Requirement: Pull out each line of the data that includes the word "Telangana".

Materials provided:

--------

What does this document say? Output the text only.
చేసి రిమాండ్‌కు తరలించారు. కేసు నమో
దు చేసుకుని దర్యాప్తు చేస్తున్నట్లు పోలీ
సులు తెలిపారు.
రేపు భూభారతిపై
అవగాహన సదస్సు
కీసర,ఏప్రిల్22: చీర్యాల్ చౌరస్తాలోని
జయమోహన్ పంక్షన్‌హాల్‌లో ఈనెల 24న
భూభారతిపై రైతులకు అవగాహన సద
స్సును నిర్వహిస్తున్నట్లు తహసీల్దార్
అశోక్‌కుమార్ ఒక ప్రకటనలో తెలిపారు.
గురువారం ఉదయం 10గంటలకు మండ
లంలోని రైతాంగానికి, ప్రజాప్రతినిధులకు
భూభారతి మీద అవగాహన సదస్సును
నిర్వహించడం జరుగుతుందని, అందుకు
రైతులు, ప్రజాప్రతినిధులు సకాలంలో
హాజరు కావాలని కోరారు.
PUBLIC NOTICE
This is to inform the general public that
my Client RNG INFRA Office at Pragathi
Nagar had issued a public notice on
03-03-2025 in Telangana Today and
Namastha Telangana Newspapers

--------

Solution to the exercise:
03-03-2025 in Telangana Today and
Namastha Telangana Newspapers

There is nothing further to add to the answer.